[Texte retenu]
━━━━━━━━━━━━━━━━━━━━

Aux États-Unis, c’est Tucker Carlson qui mène la charge contre le wokisme et l’immigration illégale. Critique de l’establishment des deux principaux partis, il soutient Trump et le mouvement America First/MAGA, mais pas dans l’absolu. Farouchement anti-interventionniste militairement, il a dénoncé la CIA, le FBI et le DHS pour leur corruption. Il expose les manoeuvres déloyales de la classe politique ainsi que le biais et les mensonges des grands médias, exposant l’inversion du réel qu’on retrouve souvent dans le narratif officiel. Il ose même s’en prendre à Big Pharma et au Forum Économique Mondial.

Certes, il arrondit parfois les coins, mais rien de comparable à ce qu’on peut entendre sur les médias fidèles à l’establishment ou de la bouche de Sean Hannity, dont le programme suit sur FOX. On peut ne pas être d’accord avec ses points de vue, mais les reportages de Tucker sont honnêtes.

━━━━━━━━━━━━━━━━━━━━

[Données étudiées]

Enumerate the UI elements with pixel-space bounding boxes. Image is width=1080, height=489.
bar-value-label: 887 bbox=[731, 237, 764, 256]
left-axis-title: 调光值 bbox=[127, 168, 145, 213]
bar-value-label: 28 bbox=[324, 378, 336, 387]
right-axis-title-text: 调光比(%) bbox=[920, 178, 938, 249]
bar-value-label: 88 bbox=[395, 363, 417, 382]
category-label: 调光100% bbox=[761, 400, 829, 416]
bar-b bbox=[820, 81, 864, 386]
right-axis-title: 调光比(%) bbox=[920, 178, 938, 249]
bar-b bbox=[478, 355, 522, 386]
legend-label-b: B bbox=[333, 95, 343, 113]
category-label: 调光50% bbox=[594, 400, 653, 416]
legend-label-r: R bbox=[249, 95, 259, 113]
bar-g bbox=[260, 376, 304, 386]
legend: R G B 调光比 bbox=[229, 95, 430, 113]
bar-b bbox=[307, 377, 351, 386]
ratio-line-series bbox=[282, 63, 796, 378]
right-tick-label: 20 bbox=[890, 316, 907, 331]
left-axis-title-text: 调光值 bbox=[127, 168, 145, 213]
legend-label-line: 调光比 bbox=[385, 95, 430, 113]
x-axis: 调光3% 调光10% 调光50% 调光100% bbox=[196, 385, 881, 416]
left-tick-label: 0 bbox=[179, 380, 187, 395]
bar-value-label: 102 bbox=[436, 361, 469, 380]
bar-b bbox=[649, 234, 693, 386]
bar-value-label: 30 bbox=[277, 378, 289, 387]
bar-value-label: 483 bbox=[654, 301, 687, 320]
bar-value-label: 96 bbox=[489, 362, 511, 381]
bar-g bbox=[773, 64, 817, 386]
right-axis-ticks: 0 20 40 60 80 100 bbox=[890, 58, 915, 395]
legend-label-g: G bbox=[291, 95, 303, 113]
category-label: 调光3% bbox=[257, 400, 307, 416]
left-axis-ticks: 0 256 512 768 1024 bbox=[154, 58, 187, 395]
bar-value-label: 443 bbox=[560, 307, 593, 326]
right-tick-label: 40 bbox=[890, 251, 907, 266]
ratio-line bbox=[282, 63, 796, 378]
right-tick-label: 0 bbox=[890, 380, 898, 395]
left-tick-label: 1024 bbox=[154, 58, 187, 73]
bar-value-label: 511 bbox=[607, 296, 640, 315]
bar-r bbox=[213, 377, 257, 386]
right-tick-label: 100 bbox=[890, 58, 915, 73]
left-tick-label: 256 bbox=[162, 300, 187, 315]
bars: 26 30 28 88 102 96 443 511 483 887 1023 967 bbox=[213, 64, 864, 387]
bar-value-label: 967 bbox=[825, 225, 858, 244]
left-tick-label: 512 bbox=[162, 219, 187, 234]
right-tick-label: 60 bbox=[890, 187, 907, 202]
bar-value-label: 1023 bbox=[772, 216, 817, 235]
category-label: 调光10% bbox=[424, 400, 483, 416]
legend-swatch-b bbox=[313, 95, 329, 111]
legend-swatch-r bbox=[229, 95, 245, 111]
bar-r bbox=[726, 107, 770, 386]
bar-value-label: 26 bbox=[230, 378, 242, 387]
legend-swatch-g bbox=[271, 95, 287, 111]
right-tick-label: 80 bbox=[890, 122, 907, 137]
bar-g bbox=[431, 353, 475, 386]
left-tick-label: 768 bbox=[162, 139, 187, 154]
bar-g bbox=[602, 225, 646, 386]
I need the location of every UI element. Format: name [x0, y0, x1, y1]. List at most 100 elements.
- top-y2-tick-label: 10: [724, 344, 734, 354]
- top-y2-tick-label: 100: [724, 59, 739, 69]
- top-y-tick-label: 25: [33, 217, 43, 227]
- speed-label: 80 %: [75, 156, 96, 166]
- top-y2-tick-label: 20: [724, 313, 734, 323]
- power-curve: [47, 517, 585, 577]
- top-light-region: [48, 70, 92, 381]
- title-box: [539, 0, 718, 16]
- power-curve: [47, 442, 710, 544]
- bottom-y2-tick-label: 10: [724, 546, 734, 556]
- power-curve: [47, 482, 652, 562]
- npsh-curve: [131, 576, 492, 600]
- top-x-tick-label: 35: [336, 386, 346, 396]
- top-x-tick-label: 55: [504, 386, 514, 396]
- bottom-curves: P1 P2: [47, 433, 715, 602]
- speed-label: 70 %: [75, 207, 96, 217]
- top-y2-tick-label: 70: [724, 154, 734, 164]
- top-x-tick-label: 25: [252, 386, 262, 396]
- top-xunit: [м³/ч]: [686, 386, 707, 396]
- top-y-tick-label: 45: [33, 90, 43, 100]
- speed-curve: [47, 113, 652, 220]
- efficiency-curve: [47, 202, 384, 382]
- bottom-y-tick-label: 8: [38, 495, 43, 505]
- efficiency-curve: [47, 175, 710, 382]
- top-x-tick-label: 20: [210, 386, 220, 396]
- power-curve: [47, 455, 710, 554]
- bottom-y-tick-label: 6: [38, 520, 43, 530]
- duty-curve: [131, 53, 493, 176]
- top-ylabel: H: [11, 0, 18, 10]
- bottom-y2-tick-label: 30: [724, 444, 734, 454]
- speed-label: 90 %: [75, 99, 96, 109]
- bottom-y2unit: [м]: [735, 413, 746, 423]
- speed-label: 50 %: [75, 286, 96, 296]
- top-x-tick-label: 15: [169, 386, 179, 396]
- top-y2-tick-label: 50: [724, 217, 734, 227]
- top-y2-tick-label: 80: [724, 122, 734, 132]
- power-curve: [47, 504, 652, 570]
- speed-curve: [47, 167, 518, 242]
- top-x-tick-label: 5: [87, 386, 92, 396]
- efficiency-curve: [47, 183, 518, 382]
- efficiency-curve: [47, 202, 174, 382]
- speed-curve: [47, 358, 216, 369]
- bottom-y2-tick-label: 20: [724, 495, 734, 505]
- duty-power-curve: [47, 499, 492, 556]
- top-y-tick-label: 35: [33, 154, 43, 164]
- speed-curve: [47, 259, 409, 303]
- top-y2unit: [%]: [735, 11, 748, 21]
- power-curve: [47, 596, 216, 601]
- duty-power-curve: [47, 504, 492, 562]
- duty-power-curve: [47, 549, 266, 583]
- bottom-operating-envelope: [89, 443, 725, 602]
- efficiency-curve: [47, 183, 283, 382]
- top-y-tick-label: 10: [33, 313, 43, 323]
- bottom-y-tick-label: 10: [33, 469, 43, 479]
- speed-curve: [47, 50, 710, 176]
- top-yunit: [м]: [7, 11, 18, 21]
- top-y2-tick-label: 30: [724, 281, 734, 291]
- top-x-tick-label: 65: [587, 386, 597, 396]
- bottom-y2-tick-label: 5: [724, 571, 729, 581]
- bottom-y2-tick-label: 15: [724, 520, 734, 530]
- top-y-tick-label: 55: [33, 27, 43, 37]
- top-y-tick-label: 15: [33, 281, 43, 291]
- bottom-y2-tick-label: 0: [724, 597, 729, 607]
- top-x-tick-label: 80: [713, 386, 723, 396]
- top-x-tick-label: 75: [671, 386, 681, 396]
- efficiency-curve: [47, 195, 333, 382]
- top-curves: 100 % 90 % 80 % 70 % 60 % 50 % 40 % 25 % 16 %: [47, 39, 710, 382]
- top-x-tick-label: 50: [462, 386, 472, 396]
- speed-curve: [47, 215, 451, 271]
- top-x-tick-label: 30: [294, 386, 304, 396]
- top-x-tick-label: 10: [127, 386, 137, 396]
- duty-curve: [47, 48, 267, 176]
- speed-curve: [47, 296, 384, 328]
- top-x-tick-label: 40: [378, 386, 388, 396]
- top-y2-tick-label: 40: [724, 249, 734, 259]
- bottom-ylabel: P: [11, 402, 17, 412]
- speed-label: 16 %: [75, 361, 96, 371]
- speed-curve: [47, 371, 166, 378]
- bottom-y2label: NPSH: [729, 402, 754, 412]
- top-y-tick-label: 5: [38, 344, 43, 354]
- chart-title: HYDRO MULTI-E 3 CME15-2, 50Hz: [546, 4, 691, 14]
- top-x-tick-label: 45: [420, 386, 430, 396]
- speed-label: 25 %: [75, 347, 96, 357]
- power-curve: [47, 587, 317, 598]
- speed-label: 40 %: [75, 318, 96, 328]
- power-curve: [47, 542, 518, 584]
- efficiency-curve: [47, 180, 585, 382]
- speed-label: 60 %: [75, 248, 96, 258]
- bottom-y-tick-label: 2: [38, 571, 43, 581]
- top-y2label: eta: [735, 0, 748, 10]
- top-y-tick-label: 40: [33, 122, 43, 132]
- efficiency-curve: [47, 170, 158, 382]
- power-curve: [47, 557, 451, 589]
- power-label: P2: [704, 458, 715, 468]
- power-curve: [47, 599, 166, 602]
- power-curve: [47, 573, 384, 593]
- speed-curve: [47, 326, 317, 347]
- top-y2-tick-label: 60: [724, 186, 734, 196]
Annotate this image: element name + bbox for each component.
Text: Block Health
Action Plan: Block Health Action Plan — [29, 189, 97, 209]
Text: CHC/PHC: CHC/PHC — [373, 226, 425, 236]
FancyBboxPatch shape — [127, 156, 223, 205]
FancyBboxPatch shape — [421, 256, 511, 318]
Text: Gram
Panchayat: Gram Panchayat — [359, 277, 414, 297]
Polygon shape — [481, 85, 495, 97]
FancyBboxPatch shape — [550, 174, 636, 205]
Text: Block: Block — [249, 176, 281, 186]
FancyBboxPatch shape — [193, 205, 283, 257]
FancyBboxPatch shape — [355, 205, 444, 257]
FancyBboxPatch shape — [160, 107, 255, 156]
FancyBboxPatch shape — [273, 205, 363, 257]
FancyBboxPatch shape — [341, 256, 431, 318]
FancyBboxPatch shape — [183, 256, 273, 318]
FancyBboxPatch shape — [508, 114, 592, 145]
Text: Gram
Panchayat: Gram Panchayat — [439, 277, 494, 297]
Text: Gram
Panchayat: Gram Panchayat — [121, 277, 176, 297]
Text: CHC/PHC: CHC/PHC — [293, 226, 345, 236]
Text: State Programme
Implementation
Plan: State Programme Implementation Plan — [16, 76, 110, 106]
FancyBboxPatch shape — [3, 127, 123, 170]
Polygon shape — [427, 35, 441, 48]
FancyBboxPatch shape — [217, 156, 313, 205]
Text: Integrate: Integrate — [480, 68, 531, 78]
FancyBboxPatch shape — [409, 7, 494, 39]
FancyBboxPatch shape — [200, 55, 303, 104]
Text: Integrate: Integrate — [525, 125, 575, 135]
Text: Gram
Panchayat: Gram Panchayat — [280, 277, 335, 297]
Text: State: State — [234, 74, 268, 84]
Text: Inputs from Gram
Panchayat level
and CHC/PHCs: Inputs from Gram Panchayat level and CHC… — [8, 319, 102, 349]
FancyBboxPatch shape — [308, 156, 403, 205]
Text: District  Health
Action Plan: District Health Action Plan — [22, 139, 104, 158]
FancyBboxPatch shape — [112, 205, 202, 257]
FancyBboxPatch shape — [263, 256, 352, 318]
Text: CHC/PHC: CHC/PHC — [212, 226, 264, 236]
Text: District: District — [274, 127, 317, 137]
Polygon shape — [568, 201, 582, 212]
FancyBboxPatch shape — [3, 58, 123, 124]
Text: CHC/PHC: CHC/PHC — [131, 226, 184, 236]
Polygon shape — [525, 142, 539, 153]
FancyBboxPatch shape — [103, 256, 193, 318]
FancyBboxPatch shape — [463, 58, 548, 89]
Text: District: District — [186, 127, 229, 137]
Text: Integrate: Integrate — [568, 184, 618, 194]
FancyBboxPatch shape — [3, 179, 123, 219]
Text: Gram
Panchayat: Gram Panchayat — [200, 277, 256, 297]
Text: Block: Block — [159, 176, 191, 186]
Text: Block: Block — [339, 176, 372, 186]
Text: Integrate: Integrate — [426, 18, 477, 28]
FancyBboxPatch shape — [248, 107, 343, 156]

━━━━━━━━━━━━━━━━━━━━

Répondez, s'il vous plaît, aux questions suivantes sur le texte consacré à Tucker Carlson.
(a) Quels organismes Tucker Carlson a-t-il dénoncés pour leur corruption ?
(b) Sur quelle chaîne le programme de Sean Hannity est-il diffusé ?
(c) À quelles deux cibles Tucker Carlson ose-t-il même s'en prendre ?

[Exercice corrigé]
(a) La CIA, le FBI et le DHS.
(b) FOX.
(c) Big Pharma et le Forum Économique Mondial.